*Exercise:* Exclude the pictures, then repeat the remaining data exactly.

*Data shown:*

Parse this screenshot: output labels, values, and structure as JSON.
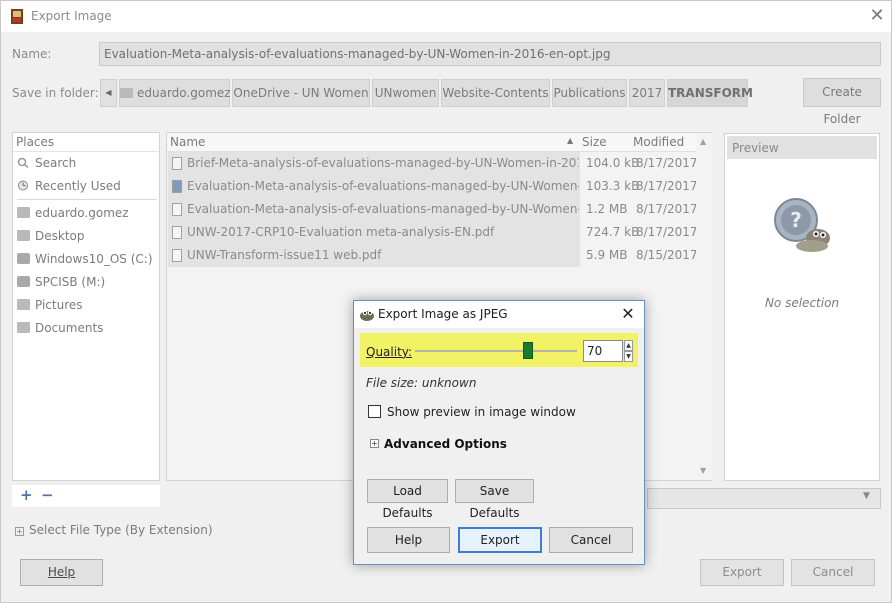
{
  "window": {
    "title": "Export Image",
    "close_glyph": "✕"
  },
  "name_row": {
    "label": "Name:",
    "value": "Evaluation-Meta-analysis-of-evaluations-managed-by-UN-Women-in-2016-en-opt.jpg"
  },
  "folder_row": {
    "label": "Save in folder:",
    "back_glyph": "◀",
    "crumbs": [
      "eduardo.gomez",
      "OneDrive - UN Women",
      "UNwomen",
      "Website-Contents",
      "Publications",
      "2017",
      "TRANSFORM"
    ],
    "create_folder": "Create Folder"
  },
  "places": {
    "header": "Places",
    "items": [
      "Search",
      "Recently Used",
      "eduardo.gomez",
      "Desktop",
      "Windows10_OS (C:)",
      "SPCISB (M:)",
      "Pictures",
      "Documents"
    ],
    "add_glyph": "+",
    "remove_glyph": "−"
  },
  "files": {
    "col_name": "Name",
    "col_size": "Size",
    "col_modified": "Modified",
    "sort_glyph": "▲",
    "rows": [
      {
        "name": "Brief-Meta-analysis-of-evaluations-managed-by-UN-Women-in-2016-e...",
        "size": "104.0 kB",
        "modified": "8/17/2017"
      },
      {
        "name": "Evaluation-Meta-analysis-of-evaluations-managed-by-UN-Women-in-...",
        "size": "103.3 kB",
        "modified": "8/17/2017"
      },
      {
        "name": "Evaluation-Meta-analysis-of-evaluations-managed-by-UN-Women-in-...",
        "size": "1.2 MB",
        "modified": "8/17/2017"
      },
      {
        "name": "UNW-2017-CRP10-Evaluation meta-analysis-EN.pdf",
        "size": "724.7 kB",
        "modified": "8/17/2017"
      },
      {
        "name": "UNW-Transform-issue11 web.pdf",
        "size": "5.9 MB",
        "modified": "8/15/2017"
      }
    ]
  },
  "preview": {
    "header": "Preview",
    "empty_text": "No selection"
  },
  "select_file_type": {
    "expander": "+",
    "label": "Select File Type (By Extension)"
  },
  "buttons": {
    "help": "Help",
    "export": "Export",
    "cancel": "Cancel"
  },
  "jpeg_dialog": {
    "title": "Export Image as JPEG",
    "close_glyph": "✕",
    "quality_label": "Quality:",
    "quality_value": "70",
    "quality_fraction": 0.7,
    "spin_up": "▲",
    "spin_down": "▼",
    "file_size": "File size: unknown",
    "show_preview_label": "Show preview in image window",
    "show_preview_checked": false,
    "advanced_expander": "+",
    "advanced_label": "Advanced Options",
    "load_defaults": "Load Defaults",
    "save_defaults": "Save Defaults",
    "help": "Help",
    "export": "Export",
    "cancel": "Cancel"
  },
  "colors": {
    "quality_highlight": "#f2f266",
    "slider_knob": "#1a7a2e",
    "focus_border": "#3c7fd1",
    "dialog_border": "#6b8fc5"
  },
  "icons": {
    "app": "gimp-export-icon",
    "dialog": "gimp-wilber-icon",
    "preview": "unknown-file-help-icon"
  }
}
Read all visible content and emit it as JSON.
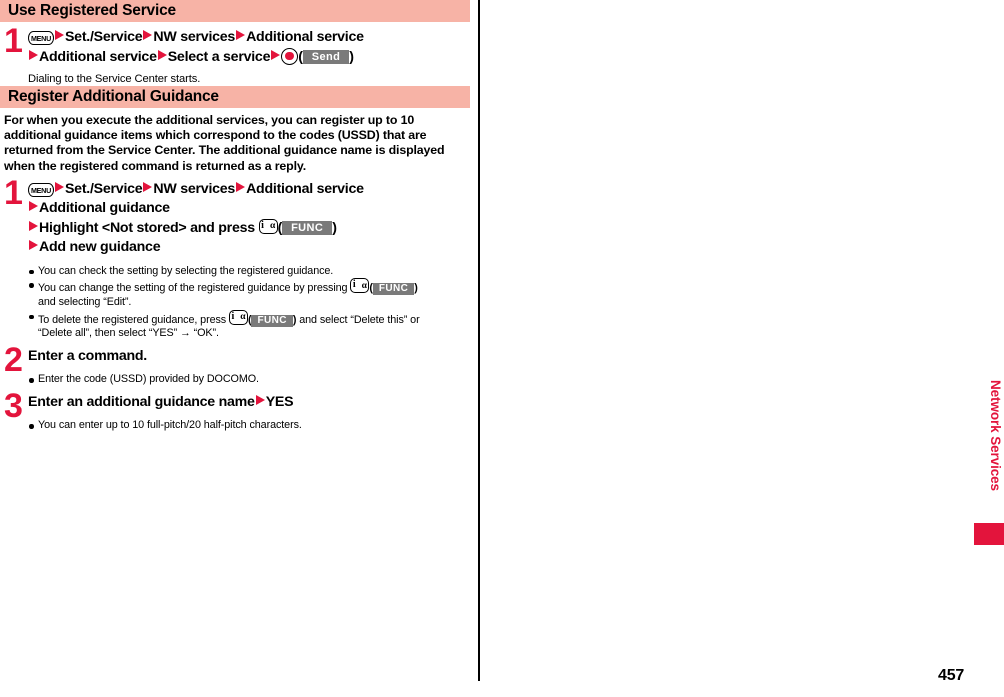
{
  "page": {
    "number": "457",
    "side_tab_label": "Network Services"
  },
  "sections": [
    {
      "heading": "Use Registered Service",
      "steps": [
        {
          "number": "1",
          "lines": [
            {
              "parts": [
                {
                  "type": "key",
                  "icon": "menu-key-icon",
                  "label": "MENU"
                },
                {
                  "type": "tri"
                },
                {
                  "type": "text",
                  "text": "Set./Service"
                },
                {
                  "type": "tri"
                },
                {
                  "type": "text",
                  "text": "NW services"
                },
                {
                  "type": "tri"
                },
                {
                  "type": "text",
                  "text": "Additional service"
                }
              ]
            },
            {
              "parts": [
                {
                  "type": "tri"
                },
                {
                  "type": "text",
                  "text": "Additional service"
                },
                {
                  "type": "tri"
                },
                {
                  "type": "text",
                  "text": "Select a service"
                },
                {
                  "type": "tri"
                },
                {
                  "type": "key",
                  "icon": "center-select-key-icon"
                },
                {
                  "type": "paren_open",
                  "text": "("
                },
                {
                  "type": "softkey",
                  "label": "Send"
                },
                {
                  "type": "paren_close",
                  "text": ")"
                }
              ]
            }
          ],
          "note": "Dialing to the Service Center starts."
        }
      ]
    },
    {
      "heading": "Register Additional Guidance",
      "intro": "For when you execute the additional services, you can register up to 10 additional guidance items which correspond to the codes (USSD) that are returned from the Service Center. The additional guidance name is displayed when the registered command is returned as a reply.",
      "steps": [
        {
          "number": "1",
          "lines": [
            {
              "parts": [
                {
                  "type": "key",
                  "icon": "menu-key-icon",
                  "label": "MENU"
                },
                {
                  "type": "tri"
                },
                {
                  "type": "text",
                  "text": "Set./Service"
                },
                {
                  "type": "tri"
                },
                {
                  "type": "text",
                  "text": "NW services"
                },
                {
                  "type": "tri"
                },
                {
                  "type": "text",
                  "text": "Additional service"
                }
              ]
            },
            {
              "parts": [
                {
                  "type": "tri"
                },
                {
                  "type": "text",
                  "text": "Additional guidance"
                }
              ]
            },
            {
              "parts": [
                {
                  "type": "tri"
                },
                {
                  "type": "text",
                  "text": "Highlight <Not stored> and press "
                },
                {
                  "type": "key",
                  "icon": "i-alpha-key-icon"
                },
                {
                  "type": "paren_open",
                  "text": "("
                },
                {
                  "type": "softkey",
                  "label": "FUNC"
                },
                {
                  "type": "paren_close",
                  "text": ")"
                }
              ]
            },
            {
              "parts": [
                {
                  "type": "tri"
                },
                {
                  "type": "text",
                  "text": "Add new guidance"
                }
              ]
            }
          ],
          "bullets": [
            {
              "parts": [
                {
                  "type": "text",
                  "text": "You can check the setting by selecting the registered guidance."
                }
              ]
            },
            {
              "parts": [
                {
                  "type": "text",
                  "text": "You can change the setting of the registered guidance by pressing "
                },
                {
                  "type": "key",
                  "icon": "i-alpha-key-icon"
                },
                {
                  "type": "paren_open",
                  "text": "("
                },
                {
                  "type": "softkey_small",
                  "label": "FUNC"
                },
                {
                  "type": "paren_close",
                  "text": ")"
                },
                {
                  "type": "break"
                },
                {
                  "type": "text",
                  "text": "and selecting “Edit”."
                }
              ]
            },
            {
              "parts": [
                {
                  "type": "text",
                  "text": "To delete the registered guidance, press "
                },
                {
                  "type": "key",
                  "icon": "i-alpha-key-icon"
                },
                {
                  "type": "paren_open",
                  "text": "("
                },
                {
                  "type": "softkey_small",
                  "label": "FUNC"
                },
                {
                  "type": "paren_close",
                  "text": ")"
                },
                {
                  "type": "text",
                  "text": " and select “Delete this” or"
                },
                {
                  "type": "break"
                },
                {
                  "type": "text",
                  "text": "“Delete all”, then select “YES” → “OK”."
                }
              ]
            }
          ]
        },
        {
          "number": "2",
          "lines": [
            {
              "parts": [
                {
                  "type": "text",
                  "text": "Enter a command."
                }
              ]
            }
          ],
          "bullets": [
            {
              "parts": [
                {
                  "type": "text",
                  "text": "Enter the code (USSD) provided by DOCOMO."
                }
              ]
            }
          ]
        },
        {
          "number": "3",
          "lines": [
            {
              "parts": [
                {
                  "type": "text",
                  "text": "Enter an additional guidance name"
                },
                {
                  "type": "tri"
                },
                {
                  "type": "text",
                  "text": "YES"
                }
              ]
            }
          ],
          "bullets": [
            {
              "parts": [
                {
                  "type": "text",
                  "text": "You can enter up to 10 full-pitch/20 half-pitch characters."
                }
              ]
            }
          ]
        }
      ]
    }
  ],
  "colors": {
    "heading_bar": "#f7b3a6",
    "accent_red": "#e3143c",
    "softkey_gray": "#7a7a7a"
  }
}
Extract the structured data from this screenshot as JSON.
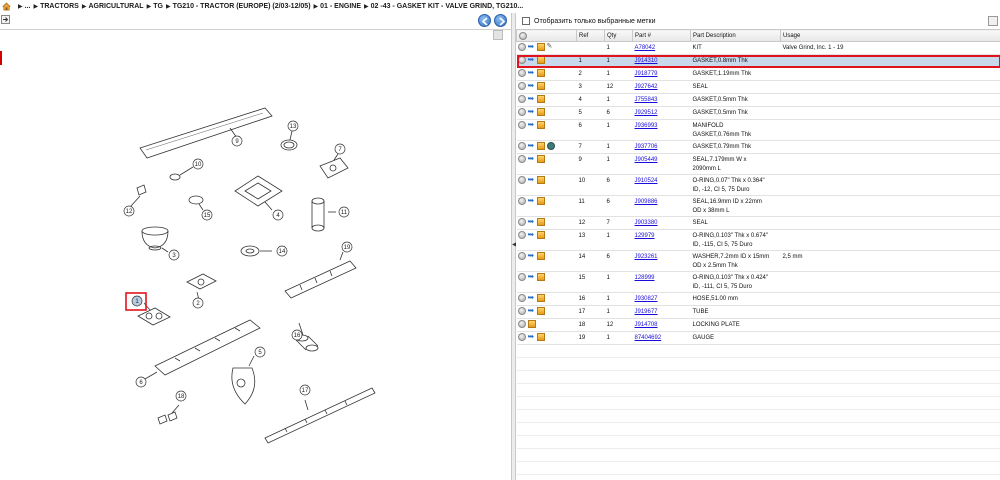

*Exercise solution:*
Parse this screenshot: output labels, values, and structure as JSON.
{
  "window": {
    "title": "Export Image",
    "close_glyph": "✕"
  },
  "name_row": {
    "label": "Name:",
    "value": "Evaluation-Meta-analysis-of-evaluations-managed-by-UN-Women-in-2016-en-opt.jpg"
  },
  "folder_row": {
    "label": "Save in folder:",
    "back_glyph": "◀",
    "crumbs": [
      "eduardo.gomez",
      "OneDrive - UN Women",
      "UNwomen",
      "Website-Contents",
      "Publications",
      "2017",
      "TRANSFORM"
    ],
    "create_folder": "Create Folder"
  },
  "places": {
    "header": "Places",
    "items": [
      "Search",
      "Recently Used",
      "eduardo.gomez",
      "Desktop",
      "Windows10_OS (C:)",
      "SPCISB (M:)",
      "Pictures",
      "Documents"
    ],
    "add_glyph": "+",
    "remove_glyph": "−"
  },
  "files": {
    "col_name": "Name",
    "col_size": "Size",
    "col_modified": "Modified",
    "sort_glyph": "▲",
    "rows": [
      {
        "name": "Brief-Meta-analysis-of-evaluations-managed-by-UN-Women-in-2016-e...",
        "size": "104.0 kB",
        "modified": "8/17/2017"
      },
      {
        "name": "Evaluation-Meta-analysis-of-evaluations-managed-by-UN-Women-in-...",
        "size": "103.3 kB",
        "modified": "8/17/2017"
      },
      {
        "name": "Evaluation-Meta-analysis-of-evaluations-managed-by-UN-Women-in-...",
        "size": "1.2 MB",
        "modified": "8/17/2017"
      },
      {
        "name": "UNW-2017-CRP10-Evaluation meta-analysis-EN.pdf",
        "size": "724.7 kB",
        "modified": "8/17/2017"
      },
      {
        "name": "UNW-Transform-issue11 web.pdf",
        "size": "5.9 MB",
        "modified": "8/15/2017"
      }
    ]
  },
  "preview": {
    "header": "Preview",
    "empty_text": "No selection"
  },
  "select_file_type": {
    "expander": "+",
    "label": "Select File Type (By Extension)"
  },
  "buttons": {
    "help": "Help",
    "export": "Export",
    "cancel": "Cancel"
  },
  "jpeg_dialog": {
    "title": "Export Image as JPEG",
    "close_glyph": "✕",
    "quality_label": "Quality:",
    "quality_value": "70",
    "quality_fraction": 0.7,
    "spin_up": "▲",
    "spin_down": "▼",
    "file_size": "File size: unknown",
    "show_preview_label": "Show preview in image window",
    "show_preview_checked": false,
    "advanced_expander": "+",
    "advanced_label": "Advanced Options",
    "load_defaults": "Load Defaults",
    "save_defaults": "Save Defaults",
    "help": "Help",
    "export": "Export",
    "cancel": "Cancel"
  },
  "colors": {
    "quality_highlight": "#f2f266",
    "slider_knob": "#1a7a2e",
    "focus_border": "#3c7fd1",
    "dialog_border": "#6b8fc5"
  },
  "icons": {
    "app": "gimp-export-icon",
    "dialog": "gimp-wilber-icon",
    "preview": "unknown-file-help-icon"
  }
}
Read all visible content and emit it as JSON.
{
  "page": {
    "number": "457",
    "side_tab_label": "Network Services"
  },
  "sections": [
    {
      "heading": "Use Registered Service",
      "steps": [
        {
          "number": "1",
          "lines": [
            {
              "parts": [
                {
                  "type": "key",
                  "icon": "menu-key-icon",
                  "label": "MENU"
                },
                {
                  "type": "tri"
                },
                {
                  "type": "text",
                  "text": "Set./Service"
                },
                {
                  "type": "tri"
                },
                {
                  "type": "text",
                  "text": "NW services"
                },
                {
                  "type": "tri"
                },
                {
                  "type": "text",
                  "text": "Additional service"
                }
              ]
            },
            {
              "parts": [
                {
                  "type": "tri"
                },
                {
                  "type": "text",
                  "text": "Additional service"
                },
                {
                  "type": "tri"
                },
                {
                  "type": "text",
                  "text": "Select a service"
                },
                {
                  "type": "tri"
                },
                {
                  "type": "key",
                  "icon": "center-select-key-icon"
                },
                {
                  "type": "paren_open",
                  "text": "("
                },
                {
                  "type": "softkey",
                  "label": "Send"
                },
                {
                  "type": "paren_close",
                  "text": ")"
                }
              ]
            }
          ],
          "note": "Dialing to the Service Center starts."
        }
      ]
    },
    {
      "heading": "Register Additional Guidance",
      "intro": "For when you execute the additional services, you can register up to 10 additional guidance items which correspond to the codes (USSD) that are returned from the Service Center. The additional guidance name is displayed when the registered command is returned as a reply.",
      "steps": [
        {
          "number": "1",
          "lines": [
            {
              "parts": [
                {
                  "type": "key",
                  "icon": "menu-key-icon",
                  "label": "MENU"
                },
                {
                  "type": "tri"
                },
                {
                  "type": "text",
                  "text": "Set./Service"
                },
                {
                  "type": "tri"
                },
                {
                  "type": "text",
                  "text": "NW services"
                },
                {
                  "type": "tri"
                },
                {
                  "type": "text",
                  "text": "Additional service"
                }
              ]
            },
            {
              "parts": [
                {
                  "type": "tri"
                },
                {
                  "type": "text",
                  "text": "Additional guidance"
                }
              ]
            },
            {
              "parts": [
                {
                  "type": "tri"
                },
                {
                  "type": "text",
                  "text": "Highlight <Not stored> and press "
                },
                {
                  "type": "key",
                  "icon": "i-alpha-key-icon"
                },
                {
                  "type": "paren_open",
                  "text": "("
                },
                {
                  "type": "softkey",
                  "label": "FUNC"
                },
                {
                  "type": "paren_close",
                  "text": ")"
                }
              ]
            },
            {
              "parts": [
                {
                  "type": "tri"
                },
                {
                  "type": "text",
                  "text": "Add new guidance"
                }
              ]
            }
          ],
          "bullets": [
            {
              "parts": [
                {
                  "type": "text",
                  "text": "You can check the setting by selecting the registered guidance."
                }
              ]
            },
            {
              "parts": [
                {
                  "type": "text",
                  "text": "You can change the setting of the registered guidance by pressing "
                },
                {
                  "type": "key",
                  "icon": "i-alpha-key-icon"
                },
                {
                  "type": "paren_open",
                  "text": "("
                },
                {
                  "type": "softkey_small",
                  "label": "FUNC"
                },
                {
                  "type": "paren_close",
                  "text": ")"
                },
                {
                  "type": "break"
                },
                {
                  "type": "text",
                  "text": "and selecting “Edit”."
                }
              ]
            },
            {
              "parts": [
                {
                  "type": "text",
                  "text": "To delete the registered guidance, press "
                },
                {
                  "type": "key",
                  "icon": "i-alpha-key-icon"
                },
                {
                  "type": "paren_open",
                  "text": "("
                },
                {
                  "type": "softkey_small",
                  "label": "FUNC"
                },
                {
                  "type": "paren_close",
                  "text": ")"
                },
                {
                  "type": "text",
                  "text": " and select “Delete this” or"
                },
                {
                  "type": "break"
                },
                {
                  "type": "text",
                  "text": "“Delete all”, then select “YES” → “OK”."
                }
              ]
            }
          ]
        },
        {
          "number": "2",
          "lines": [
            {
              "parts": [
                {
                  "type": "text",
                  "text": "Enter a command."
                }
              ]
            }
          ],
          "bullets": [
            {
              "parts": [
                {
                  "type": "text",
                  "text": "Enter the code (USSD) provided by DOCOMO."
                }
              ]
            }
          ]
        },
        {
          "number": "3",
          "lines": [
            {
              "parts": [
                {
                  "type": "text",
                  "text": "Enter an additional guidance name"
                },
                {
                  "type": "tri"
                },
                {
                  "type": "text",
                  "text": "YES"
                }
              ]
            }
          ],
          "bullets": [
            {
              "parts": [
                {
                  "type": "text",
                  "text": "You can enter up to 10 full-pitch/20 half-pitch characters."
                }
              ]
            }
          ]
        }
      ]
    }
  ],
  "colors": {
    "heading_bar": "#f7b3a6",
    "accent_red": "#e3143c",
    "softkey_gray": "#7a7a7a"
  }
}
Extract the structured data from this screenshot as JSON.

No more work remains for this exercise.